→ **O que fazer**:
Resuma em duas frases o texto sobre assaltos a banco.

→ **Texto de leitura**:
Eu acredito que tudo que é audacioso, corajoso, meio cinematográfico e errado que acontece na vida real se torna um tanto fascinante. Mesmo que algumas vezes – na maioria delas – o “feito” seja um crime. De todos eles, o que mais impressiona são os assaltos bem sucedidos.
Eu sou um grande fã de filmes do gênero. Por mim poderiam fazer mais uns 30 “‘Tantos’ Homens e ‘Tantos’ Segredos“. “Vida Bandida“, “O Plano Perfeito” e “Uma Saída de Mestre” são os meus preferidos. Sem deixar de mencionar, é claro, o primeiro Missão Impossível. O que me impressiona de verdade não é o crime ou o modo “fácil” de conseguir botar a mão em milhões, é o planejamento, a execução e as bolas de aço.
Essa glamourização não vem de mim – e nem precisaria. O trabalho de Hollywood foi bem feito aqui. E, da mesma forma, também nos ensinou a admirar e respeitar a máfia italiana da metade do século passado. É aquele negócio do “bom ladrão”, do malandro, que nos conquista.
Atribuem ao famoso assaltante de bancos Willie Sutton a reposta à pergunta:
— Por que você rouba bancos?
— Porque é onde o dinheiro está.
Ele diz que nunca falou isso. E eu digo que deveria ter dito.
É com essa que vamos aos maiores assaltos a banco da história.

→ **Dados extraídos**:
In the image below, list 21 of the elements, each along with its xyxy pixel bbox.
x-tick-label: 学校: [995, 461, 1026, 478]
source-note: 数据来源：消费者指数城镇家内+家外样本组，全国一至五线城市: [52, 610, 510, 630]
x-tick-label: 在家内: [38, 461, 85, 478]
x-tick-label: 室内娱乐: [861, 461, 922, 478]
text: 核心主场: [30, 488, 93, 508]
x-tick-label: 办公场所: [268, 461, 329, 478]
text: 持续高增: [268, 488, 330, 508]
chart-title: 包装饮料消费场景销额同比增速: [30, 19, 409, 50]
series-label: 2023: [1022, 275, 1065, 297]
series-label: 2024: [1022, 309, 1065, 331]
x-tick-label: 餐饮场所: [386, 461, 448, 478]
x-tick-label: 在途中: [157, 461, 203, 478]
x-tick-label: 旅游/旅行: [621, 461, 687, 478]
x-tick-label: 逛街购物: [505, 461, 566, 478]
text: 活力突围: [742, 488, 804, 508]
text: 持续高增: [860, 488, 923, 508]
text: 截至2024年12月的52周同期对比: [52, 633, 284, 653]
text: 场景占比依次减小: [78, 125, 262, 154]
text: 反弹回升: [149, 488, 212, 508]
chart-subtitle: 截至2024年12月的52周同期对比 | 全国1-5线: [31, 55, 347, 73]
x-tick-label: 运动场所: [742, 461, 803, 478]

...

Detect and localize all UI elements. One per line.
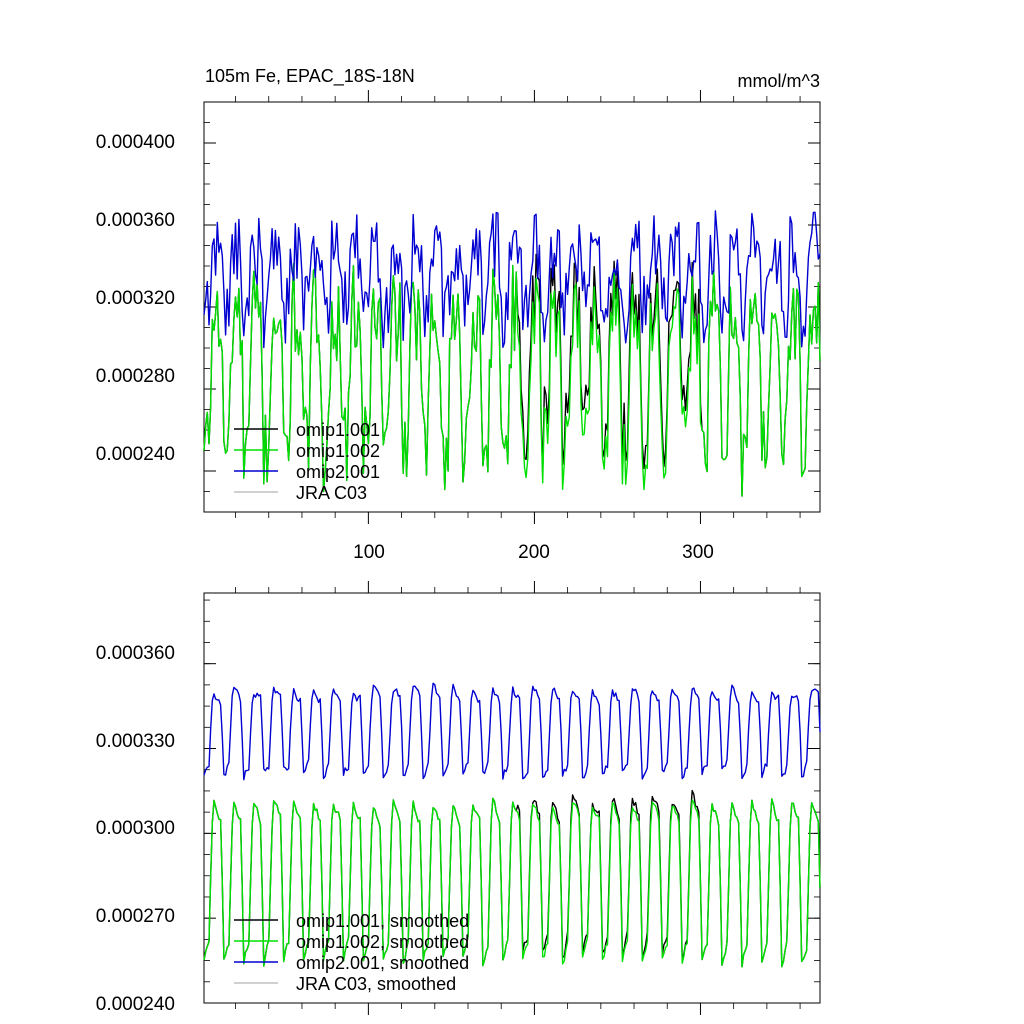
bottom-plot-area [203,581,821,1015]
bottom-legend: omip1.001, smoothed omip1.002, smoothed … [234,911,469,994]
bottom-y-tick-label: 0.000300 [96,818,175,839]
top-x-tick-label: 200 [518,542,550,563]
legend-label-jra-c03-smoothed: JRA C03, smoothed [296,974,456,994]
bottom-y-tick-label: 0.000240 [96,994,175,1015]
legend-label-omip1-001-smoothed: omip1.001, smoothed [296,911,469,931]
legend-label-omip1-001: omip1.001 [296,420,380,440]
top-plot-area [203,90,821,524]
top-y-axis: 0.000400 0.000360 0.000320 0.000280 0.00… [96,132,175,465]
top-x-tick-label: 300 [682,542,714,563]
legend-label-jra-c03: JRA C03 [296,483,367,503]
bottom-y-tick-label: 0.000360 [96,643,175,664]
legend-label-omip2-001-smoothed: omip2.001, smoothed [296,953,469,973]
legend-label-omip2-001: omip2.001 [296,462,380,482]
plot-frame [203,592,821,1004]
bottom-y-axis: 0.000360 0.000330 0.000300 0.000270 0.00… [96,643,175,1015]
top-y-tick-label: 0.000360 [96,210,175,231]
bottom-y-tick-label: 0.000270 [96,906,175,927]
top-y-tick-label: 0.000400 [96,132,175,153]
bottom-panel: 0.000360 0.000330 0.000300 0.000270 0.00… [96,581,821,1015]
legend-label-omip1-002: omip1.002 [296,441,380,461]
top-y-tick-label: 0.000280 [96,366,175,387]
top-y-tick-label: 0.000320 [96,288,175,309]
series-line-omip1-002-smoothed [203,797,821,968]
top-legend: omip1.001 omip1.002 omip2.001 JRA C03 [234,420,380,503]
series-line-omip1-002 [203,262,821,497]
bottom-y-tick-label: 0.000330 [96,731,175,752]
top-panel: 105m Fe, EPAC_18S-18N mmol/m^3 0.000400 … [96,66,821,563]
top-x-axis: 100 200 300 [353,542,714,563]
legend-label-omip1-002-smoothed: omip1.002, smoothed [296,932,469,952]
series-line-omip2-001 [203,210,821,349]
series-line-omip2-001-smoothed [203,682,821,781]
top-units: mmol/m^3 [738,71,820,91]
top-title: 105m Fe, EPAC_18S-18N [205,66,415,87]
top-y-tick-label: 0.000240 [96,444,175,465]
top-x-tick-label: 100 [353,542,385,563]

...

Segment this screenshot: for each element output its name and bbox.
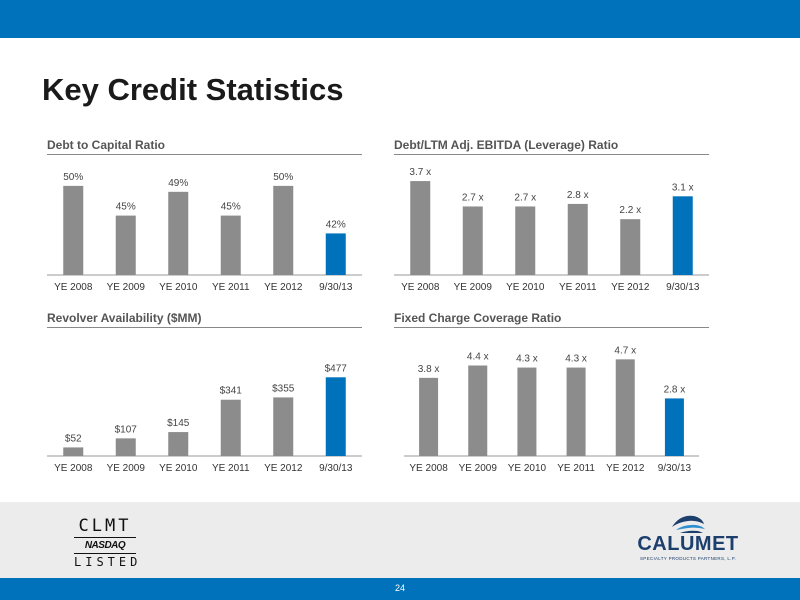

→ **Resolução**:
O texto diz que feitos audaciosos e errados da vida real fascinam, sobretudo os assaltos bem-sucedidos, e que, nos filmes do gênero, o que impressiona é o planejamento, a execução e a coragem, não o crime em si. Essa glamourização é atribuída ao trabalho de Hollywood, e a frase "Porque é onde o dinheiro está", atribuída a Willie Sutton, que nega tê-la dito, abre a apresentação dos maiores assaltos a banco da história.